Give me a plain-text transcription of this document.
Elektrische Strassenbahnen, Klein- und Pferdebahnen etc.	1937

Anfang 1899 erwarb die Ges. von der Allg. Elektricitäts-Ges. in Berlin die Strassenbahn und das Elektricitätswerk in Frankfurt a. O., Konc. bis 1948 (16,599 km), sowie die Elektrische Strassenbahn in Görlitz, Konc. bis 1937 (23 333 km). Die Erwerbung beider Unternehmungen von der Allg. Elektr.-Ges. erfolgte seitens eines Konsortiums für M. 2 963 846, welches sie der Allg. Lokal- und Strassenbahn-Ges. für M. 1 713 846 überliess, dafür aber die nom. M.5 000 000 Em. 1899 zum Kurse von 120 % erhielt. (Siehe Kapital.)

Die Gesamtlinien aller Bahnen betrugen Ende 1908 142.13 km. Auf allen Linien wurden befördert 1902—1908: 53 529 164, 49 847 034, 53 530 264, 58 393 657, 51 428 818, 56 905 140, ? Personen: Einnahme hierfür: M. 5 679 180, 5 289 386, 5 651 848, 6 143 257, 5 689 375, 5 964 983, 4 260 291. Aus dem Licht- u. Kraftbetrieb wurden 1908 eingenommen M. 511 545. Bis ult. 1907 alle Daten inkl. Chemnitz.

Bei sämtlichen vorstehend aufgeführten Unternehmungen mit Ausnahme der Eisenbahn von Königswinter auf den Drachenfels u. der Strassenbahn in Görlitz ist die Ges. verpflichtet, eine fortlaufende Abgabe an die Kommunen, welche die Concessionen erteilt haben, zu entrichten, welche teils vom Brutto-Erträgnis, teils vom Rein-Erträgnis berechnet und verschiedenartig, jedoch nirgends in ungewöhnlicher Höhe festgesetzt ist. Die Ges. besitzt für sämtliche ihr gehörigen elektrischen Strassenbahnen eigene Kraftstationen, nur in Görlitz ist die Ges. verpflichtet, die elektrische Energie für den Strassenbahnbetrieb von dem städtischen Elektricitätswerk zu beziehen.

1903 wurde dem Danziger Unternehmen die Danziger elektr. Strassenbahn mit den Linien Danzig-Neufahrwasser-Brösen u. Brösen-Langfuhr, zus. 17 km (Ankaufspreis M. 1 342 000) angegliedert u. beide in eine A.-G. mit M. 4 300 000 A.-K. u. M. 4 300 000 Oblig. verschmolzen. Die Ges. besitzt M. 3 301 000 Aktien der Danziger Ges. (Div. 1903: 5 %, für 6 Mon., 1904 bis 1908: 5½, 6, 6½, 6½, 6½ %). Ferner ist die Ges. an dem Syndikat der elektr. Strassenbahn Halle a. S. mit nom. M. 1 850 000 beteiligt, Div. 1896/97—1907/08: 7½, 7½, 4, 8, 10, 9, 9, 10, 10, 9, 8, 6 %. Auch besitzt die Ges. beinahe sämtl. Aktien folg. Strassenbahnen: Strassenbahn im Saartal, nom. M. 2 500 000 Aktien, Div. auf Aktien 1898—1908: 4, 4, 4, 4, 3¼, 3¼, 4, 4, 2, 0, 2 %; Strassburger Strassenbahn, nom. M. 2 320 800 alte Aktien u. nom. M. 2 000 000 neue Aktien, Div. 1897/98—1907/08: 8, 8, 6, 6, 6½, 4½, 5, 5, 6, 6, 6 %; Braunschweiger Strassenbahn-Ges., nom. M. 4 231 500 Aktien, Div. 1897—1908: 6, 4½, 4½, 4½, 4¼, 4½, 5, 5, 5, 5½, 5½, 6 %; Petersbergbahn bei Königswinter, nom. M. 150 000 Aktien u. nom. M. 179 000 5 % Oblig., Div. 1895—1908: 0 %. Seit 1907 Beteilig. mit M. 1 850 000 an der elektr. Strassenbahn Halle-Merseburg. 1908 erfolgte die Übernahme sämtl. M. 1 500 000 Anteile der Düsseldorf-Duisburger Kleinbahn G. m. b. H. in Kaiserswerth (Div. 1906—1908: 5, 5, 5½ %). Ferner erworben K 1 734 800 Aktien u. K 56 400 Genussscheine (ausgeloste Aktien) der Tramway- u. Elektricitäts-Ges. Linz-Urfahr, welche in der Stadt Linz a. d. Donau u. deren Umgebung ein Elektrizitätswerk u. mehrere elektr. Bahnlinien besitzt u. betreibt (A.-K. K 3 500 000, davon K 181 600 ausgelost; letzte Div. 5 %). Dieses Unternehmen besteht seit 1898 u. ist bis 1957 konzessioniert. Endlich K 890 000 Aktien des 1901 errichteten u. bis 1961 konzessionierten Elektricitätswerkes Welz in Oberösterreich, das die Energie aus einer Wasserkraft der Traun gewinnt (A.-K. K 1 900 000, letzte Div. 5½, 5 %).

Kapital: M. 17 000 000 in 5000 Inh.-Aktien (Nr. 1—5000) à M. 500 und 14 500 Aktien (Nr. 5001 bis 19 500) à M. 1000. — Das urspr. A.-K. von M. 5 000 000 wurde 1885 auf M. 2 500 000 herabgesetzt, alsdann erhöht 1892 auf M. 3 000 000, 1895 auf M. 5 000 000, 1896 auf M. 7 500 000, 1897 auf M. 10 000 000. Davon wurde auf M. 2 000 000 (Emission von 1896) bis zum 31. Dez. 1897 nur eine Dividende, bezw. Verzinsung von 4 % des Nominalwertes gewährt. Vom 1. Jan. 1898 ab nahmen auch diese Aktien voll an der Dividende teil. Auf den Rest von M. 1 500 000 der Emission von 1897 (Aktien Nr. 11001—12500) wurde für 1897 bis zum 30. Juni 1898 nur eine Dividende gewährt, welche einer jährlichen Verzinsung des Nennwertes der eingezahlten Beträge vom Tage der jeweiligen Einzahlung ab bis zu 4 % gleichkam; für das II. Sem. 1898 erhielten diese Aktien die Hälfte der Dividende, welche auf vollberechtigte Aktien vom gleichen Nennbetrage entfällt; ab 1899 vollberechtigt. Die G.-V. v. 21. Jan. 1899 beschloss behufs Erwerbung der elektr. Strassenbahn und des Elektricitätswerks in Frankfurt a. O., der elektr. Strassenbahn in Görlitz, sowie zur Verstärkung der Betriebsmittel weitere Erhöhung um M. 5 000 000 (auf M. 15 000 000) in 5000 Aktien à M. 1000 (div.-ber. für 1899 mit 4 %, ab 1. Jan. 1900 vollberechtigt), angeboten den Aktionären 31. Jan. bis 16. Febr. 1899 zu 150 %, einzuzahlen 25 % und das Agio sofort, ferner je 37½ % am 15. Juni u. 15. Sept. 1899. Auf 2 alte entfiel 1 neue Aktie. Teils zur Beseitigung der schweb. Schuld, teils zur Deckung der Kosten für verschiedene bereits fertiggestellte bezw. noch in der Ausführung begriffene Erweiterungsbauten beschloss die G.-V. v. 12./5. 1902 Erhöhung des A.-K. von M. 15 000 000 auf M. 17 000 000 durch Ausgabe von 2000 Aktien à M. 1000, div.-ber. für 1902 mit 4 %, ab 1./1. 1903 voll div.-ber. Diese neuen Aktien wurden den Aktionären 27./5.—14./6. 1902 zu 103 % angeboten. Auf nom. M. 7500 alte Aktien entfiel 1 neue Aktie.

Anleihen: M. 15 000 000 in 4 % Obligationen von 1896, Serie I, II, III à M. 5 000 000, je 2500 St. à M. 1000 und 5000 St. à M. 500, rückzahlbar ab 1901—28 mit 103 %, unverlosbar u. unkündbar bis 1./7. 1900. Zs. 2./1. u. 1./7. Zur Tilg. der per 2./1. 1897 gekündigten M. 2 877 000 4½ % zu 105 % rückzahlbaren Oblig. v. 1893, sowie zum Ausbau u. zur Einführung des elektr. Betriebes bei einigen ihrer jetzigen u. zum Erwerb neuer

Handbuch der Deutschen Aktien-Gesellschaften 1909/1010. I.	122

# # #

_Aim of the task_. Please give the material above once more, unchanged.

_Expected answer_.
Give me a plain-text transcription of this document.
Elektrische Strassenbahnen, Klein- und Pferdebahnen etc.	1937

Anfang 1899 erwarb die Ges. von der Allg. Elektricitäts-Ges. in Berlin die Strassenbahn und das Elektricitätswerk in Frankfurt a. O., Konc. bis 1948 (16,599 km), sowie die Elektrische Strassenbahn in Görlitz, Konc. bis 1937 (23 333 km). Die Erwerbung beider Unternehmungen von der Allg. Elektr.-Ges. erfolgte seitens eines Konsortiums für M. 2 963 846, welches sie der Allg. Lokal- und Strassenbahn-Ges. für M. 1 713 846 überliess, dafür aber die nom. M.5 000 000 Em. 1899 zum Kurse von 120 % erhielt. (Siehe Kapital.)

Die Gesamtlinien aller Bahnen betrugen Ende 1908 142.13 km. Auf allen Linien wurden befördert 1902—1908: 53 529 164, 49 847 034, 53 530 264, 58 393 657, 51 428 818, 56 905 140, ? Personen: Einnahme hierfür: M. 5 679 180, 5 289 386, 5 651 848, 6 143 257, 5 689 375, 5 964 983, 4 260 291. Aus dem Licht- u. Kraftbetrieb wurden 1908 eingenommen M. 511 545. Bis ult. 1907 alle Daten inkl. Chemnitz.

Bei sämtlichen vorstehend aufgeführten Unternehmungen mit Ausnahme der Eisenbahn von Königswinter auf den Drachenfels u. der Strassenbahn in Görlitz ist die Ges. verpflichtet, eine fortlaufende Abgabe an die Kommunen, welche die Concessionen erteilt haben, zu entrichten, welche teils vom Brutto-Erträgnis, teils vom Rein-Erträgnis berechnet und verschiedenartig, jedoch nirgends in ungewöhnlicher Höhe festgesetzt ist. Die Ges. besitzt für sämtliche ihr gehörigen elektrischen Strassenbahnen eigene Kraftstationen, nur in Görlitz ist die Ges. verpflichtet, die elektrische Energie für den Strassenbahnbetrieb von dem städtischen Elektricitätswerk zu beziehen.

1903 wurde dem Danziger Unternehmen die Danziger elektr. Strassenbahn mit den Linien Danzig-Neufahrwasser-Brösen u. Brösen-Langfuhr, zus. 17 km (Ankaufspreis M. 1 342 000) angegliedert u. beide in eine A.-G. mit M. 4 300 000 A.-K. u. M. 4 300 000 Oblig. verschmolzen. Die Ges. besitzt M. 3 301 000 Aktien der Danziger Ges. (Div. 1903: 5 %, für 6 Mon., 1904 bis 1908: 5½, 6, 6½, 6½, 6½ %). Ferner ist die Ges. an dem Syndikat der elektr. Strassenbahn Halle a. S. mit nom. M. 1 850 000 beteiligt, Div. 1896/97—1907/08: 7½, 7½, 4, 8, 10, 9, 9, 10, 10, 9, 8, 6 %. Auch besitzt die Ges. beinahe sämtl. Aktien folg. Strassenbahnen: Strassenbahn im Saartal, nom. M. 2 500 000 Aktien, Div. auf Aktien 1898—1908: 4, 4, 4, 4, 3¼, 3¼, 4, 4, 2, 0, 2 %; Strassburger Strassenbahn, nom. M. 2 320 800 alte Aktien u. nom. M. 2 000 000 neue Aktien, Div. 1897/98—1907/08: 8, 8, 6, 6, 6½, 4½, 5, 5, 6, 6, 6 %; Braunschweiger Strassenbahn-Ges., nom. M. 4 231 500 Aktien, Div. 1897—1908: 6, 4½, 4½, 4½, 4¼, 4½, 5, 5, 5, 5½, 5½, 6 %; Petersbergbahn bei Königswinter, nom. M. 150 000 Aktien u. nom. M. 179 000 5 % Oblig., Div. 1895—1908: 0 %. Seit 1907 Beteilig. mit M. 1 850 000 an der elektr. Strassenbahn Halle-Merseburg. 1908 erfolgte die Übernahme sämtl. M. 1 500 000 Anteile der Düsseldorf-Duisburger Kleinbahn G. m. b. H. in Kaiserswerth (Div. 1906—1908: 5, 5, 5½ %). Ferner erworben K 1 734 800 Aktien u. K 56 400 Genussscheine (ausgeloste Aktien) der Tramway- u. Elektricitäts-Ges. Linz-Urfahr, welche in der Stadt Linz a. d. Donau u. deren Umgebung ein Elektrizitätswerk u. mehrere elektr. Bahnlinien besitzt u. betreibt (A.-K. K 3 500 000, davon K 181 600 ausgelost; letzte Div. 5 %). Dieses Unternehmen besteht seit 1898 u. ist bis 1957 konzessioniert. Endlich K 890 000 Aktien des 1901 errichteten u. bis 1961 konzessionierten Elektricitätswerkes Welz in Oberösterreich, das die Energie aus einer Wasserkraft der Traun gewinnt (A.-K. K 1 900 000, letzte Div. 5½, 5 %).

Kapital: M. 17 000 000 in 5000 Inh.-Aktien (Nr. 1—5000) à M. 500 und 14 500 Aktien (Nr. 5001 bis 19 500) à M. 1000. — Das urspr. A.-K. von M. 5 000 000 wurde 1885 auf M. 2 500 000 herabgesetzt, alsdann erhöht 1892 auf M. 3 000 000, 1895 auf M. 5 000 000, 1896 auf M. 7 500 000, 1897 auf M. 10 000 000. Davon wurde auf M. 2 000 000 (Emission von 1896) bis zum 31. Dez. 1897 nur eine Dividende, bezw. Verzinsung von 4 % des Nominalwertes gewährt. Vom 1. Jan. 1898 ab nahmen auch diese Aktien voll an der Dividende teil. Auf den Rest von M. 1 500 000 der Emission von 1897 (Aktien Nr. 11001—12500) wurde für 1897 bis zum 30. Juni 1898 nur eine Dividende gewährt, welche einer jährlichen Verzinsung des Nennwertes der eingezahlten Beträge vom Tage der jeweiligen Einzahlung ab bis zu 4 % gleichkam; für das II. Sem. 1898 erhielten diese Aktien die Hälfte der Dividende, welche auf vollberechtigte Aktien vom gleichen Nennbetrage entfällt; ab 1899 vollberechtigt. Die G.-V. v. 21. Jan. 1899 beschloss behufs Erwerbung der elektr. Strassenbahn und des Elektricitätswerks in Frankfurt a. O., der elektr. Strassenbahn in Görlitz, sowie zur Verstärkung der Betriebsmittel weitere Erhöhung um M. 5 000 000 (auf M. 15 000 000) in 5000 Aktien à M. 1000 (div.-ber. für 1899 mit 4 %, ab 1. Jan. 1900 vollberechtigt), angeboten den Aktionären 31. Jan. bis 16. Febr. 1899 zu 150 %, einzuzahlen 25 % und das Agio sofort, ferner je 37½ % am 15. Juni u. 15. Sept. 1899. Auf 2 alte entfiel 1 neue Aktie. Teils zur Beseitigung der schweb. Schuld, teils zur Deckung der Kosten für verschiedene bereits fertiggestellte bezw. noch in der Ausführung begriffene Erweiterungsbauten beschloss die G.-V. v. 12./5. 1902 Erhöhung des A.-K. von M. 15 000 000 auf M. 17 000 000 durch Ausgabe von 2000 Aktien à M. 1000, div.-ber. für 1902 mit 4 %, ab 1./1. 1903 voll div.-ber. Diese neuen Aktien wurden den Aktionären 27./5.—14./6. 1902 zu 103 % angeboten. Auf nom. M. 7500 alte Aktien entfiel 1 neue Aktie.

Anleihen: M. 15 000 000 in 4 % Obligationen von 1896, Serie I, II, III à M. 5 000 000, je 2500 St. à M. 1000 und 5000 St. à M. 500, rückzahlbar ab 1901—28 mit 103 %, unverlosbar u. unkündbar bis 1./7. 1900. Zs. 2./1. u. 1./7. Zur Tilg. der per 2./1. 1897 gekündigten M. 2 877 000 4½ % zu 105 % rückzahlbaren Oblig. v. 1893, sowie zum Ausbau u. zur Einführung des elektr. Betriebes bei einigen ihrer jetzigen u. zum Erwerb neuer

Handbuch der Deutschen Aktien-Gesellschaften 1909/1010. I.	122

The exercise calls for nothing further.